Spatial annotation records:
# # # # #

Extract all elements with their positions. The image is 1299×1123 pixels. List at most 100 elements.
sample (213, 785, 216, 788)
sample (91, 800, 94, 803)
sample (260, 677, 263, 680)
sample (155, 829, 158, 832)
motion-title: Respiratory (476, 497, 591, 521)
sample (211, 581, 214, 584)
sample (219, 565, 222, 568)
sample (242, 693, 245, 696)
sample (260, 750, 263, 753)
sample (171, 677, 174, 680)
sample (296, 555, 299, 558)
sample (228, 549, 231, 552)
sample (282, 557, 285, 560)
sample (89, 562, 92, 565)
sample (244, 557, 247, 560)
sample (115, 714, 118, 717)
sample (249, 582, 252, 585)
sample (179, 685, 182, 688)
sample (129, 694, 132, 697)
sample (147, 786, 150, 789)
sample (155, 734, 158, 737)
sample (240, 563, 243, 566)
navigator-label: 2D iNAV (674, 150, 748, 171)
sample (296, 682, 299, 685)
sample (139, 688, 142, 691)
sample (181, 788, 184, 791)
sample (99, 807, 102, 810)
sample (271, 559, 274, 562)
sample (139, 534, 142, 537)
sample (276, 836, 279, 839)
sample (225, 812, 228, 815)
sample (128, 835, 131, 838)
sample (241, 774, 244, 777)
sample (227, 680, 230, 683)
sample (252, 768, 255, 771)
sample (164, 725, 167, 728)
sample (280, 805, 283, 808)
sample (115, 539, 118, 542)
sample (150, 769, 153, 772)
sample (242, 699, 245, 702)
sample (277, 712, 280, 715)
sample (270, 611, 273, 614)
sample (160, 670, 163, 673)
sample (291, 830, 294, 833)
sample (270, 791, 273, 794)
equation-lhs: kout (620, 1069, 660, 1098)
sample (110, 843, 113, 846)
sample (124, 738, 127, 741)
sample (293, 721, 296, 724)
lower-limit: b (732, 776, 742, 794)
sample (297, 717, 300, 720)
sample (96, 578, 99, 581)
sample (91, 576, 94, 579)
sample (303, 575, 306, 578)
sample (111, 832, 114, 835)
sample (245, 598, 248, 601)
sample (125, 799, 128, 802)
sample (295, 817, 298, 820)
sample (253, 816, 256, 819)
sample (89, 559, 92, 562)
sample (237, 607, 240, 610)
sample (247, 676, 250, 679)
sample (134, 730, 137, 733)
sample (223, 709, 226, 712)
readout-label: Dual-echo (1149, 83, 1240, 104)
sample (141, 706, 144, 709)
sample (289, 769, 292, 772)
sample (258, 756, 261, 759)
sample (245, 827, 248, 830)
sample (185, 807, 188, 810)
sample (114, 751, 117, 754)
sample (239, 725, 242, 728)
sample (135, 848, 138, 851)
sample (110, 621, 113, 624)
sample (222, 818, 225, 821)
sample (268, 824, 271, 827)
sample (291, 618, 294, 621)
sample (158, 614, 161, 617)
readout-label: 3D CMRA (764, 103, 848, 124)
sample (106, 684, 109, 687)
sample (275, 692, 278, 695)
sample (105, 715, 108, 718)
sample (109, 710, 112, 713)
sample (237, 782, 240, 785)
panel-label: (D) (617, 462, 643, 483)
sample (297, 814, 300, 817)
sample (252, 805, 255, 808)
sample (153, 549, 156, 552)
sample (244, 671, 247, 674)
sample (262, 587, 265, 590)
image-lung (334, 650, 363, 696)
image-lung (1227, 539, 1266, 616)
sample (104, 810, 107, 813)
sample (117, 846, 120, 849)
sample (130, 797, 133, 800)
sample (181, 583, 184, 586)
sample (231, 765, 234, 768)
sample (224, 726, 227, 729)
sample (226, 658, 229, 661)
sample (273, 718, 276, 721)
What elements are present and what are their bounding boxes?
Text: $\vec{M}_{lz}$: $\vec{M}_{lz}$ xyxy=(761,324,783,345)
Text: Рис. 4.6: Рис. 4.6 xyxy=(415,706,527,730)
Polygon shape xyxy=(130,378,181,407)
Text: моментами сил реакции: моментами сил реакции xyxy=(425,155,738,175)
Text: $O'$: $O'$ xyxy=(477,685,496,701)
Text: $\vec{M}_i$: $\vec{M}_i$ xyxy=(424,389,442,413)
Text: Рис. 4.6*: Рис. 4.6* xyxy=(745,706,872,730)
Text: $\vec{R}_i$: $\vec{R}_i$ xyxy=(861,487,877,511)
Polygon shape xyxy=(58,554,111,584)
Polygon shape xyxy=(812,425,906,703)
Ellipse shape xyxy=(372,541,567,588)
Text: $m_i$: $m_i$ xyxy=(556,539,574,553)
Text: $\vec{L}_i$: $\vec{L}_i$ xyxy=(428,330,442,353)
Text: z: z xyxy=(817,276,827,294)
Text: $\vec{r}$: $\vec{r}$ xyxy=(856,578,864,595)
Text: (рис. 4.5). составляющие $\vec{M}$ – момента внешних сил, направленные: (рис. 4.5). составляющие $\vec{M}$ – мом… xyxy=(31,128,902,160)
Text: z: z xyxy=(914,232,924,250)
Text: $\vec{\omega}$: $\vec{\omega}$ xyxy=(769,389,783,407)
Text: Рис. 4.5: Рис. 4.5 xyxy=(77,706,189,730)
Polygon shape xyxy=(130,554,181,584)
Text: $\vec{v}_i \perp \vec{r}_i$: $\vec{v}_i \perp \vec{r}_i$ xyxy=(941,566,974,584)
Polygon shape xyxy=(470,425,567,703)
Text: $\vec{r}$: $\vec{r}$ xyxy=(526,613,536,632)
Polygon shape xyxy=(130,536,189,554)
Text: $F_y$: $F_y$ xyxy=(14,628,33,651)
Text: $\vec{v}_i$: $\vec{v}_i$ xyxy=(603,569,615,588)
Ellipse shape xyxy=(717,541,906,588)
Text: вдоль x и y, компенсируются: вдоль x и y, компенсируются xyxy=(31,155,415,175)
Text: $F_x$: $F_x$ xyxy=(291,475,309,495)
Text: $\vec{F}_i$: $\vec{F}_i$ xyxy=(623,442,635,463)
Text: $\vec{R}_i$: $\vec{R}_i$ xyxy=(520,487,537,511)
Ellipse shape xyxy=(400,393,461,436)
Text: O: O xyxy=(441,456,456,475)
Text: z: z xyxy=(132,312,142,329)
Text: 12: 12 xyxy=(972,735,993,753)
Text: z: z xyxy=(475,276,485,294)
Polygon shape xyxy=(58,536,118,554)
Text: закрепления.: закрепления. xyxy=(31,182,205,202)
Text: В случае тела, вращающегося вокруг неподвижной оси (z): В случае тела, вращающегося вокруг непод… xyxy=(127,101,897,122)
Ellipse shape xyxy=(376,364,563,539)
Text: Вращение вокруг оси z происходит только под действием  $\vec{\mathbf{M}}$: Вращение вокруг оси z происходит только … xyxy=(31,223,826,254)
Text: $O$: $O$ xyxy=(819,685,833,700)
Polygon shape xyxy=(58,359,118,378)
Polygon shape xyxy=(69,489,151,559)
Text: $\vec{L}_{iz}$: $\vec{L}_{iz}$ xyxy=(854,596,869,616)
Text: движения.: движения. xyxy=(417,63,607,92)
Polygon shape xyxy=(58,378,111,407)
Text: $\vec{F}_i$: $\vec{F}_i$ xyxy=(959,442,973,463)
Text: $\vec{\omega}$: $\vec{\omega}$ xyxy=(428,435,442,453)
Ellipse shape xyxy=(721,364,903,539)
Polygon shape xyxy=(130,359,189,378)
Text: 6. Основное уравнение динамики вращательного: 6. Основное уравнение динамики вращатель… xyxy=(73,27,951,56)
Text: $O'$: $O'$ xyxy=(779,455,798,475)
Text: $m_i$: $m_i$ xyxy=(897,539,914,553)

# # # # #

→ WHAT YOU ARE ASKED TO DO
Put every line from the start of the items through the line containing "sample (155, 734, 158, 737)", inclusive, into a JSON list of strings with one string per line and blank lines omitted.

→ CORRECT RESULT
[
  "Extract all elements with their positions. The image is 1299×1123 pixels. List at most 100 elements.",
  "sample (213, 785, 216, 788)",
  "sample (91, 800, 94, 803)",
  "sample (260, 677, 263, 680)",
  "sample (155, 829, 158, 832)",
  "motion-title: Respiratory (476, 497, 591, 521)",
  "sample (211, 581, 214, 584)",
  "sample (219, 565, 222, 568)",
  "sample (242, 693, 245, 696)",
  "sample (260, 750, 263, 753)",
  "sample (171, 677, 174, 680)",
  "sample (296, 555, 299, 558)",
  "sample (228, 549, 231, 552)",
  "sample (282, 557, 285, 560)",
  "sample (89, 562, 92, 565)",
  "sample (244, 557, 247, 560)",
  "sample (115, 714, 118, 717)",
  "sample (249, 582, 252, 585)",
  "sample (179, 685, 182, 688)",
  "sample (129, 694, 132, 697)",
  "sample (147, 786, 150, 789)",
  "sample (155, 734, 158, 737)"
]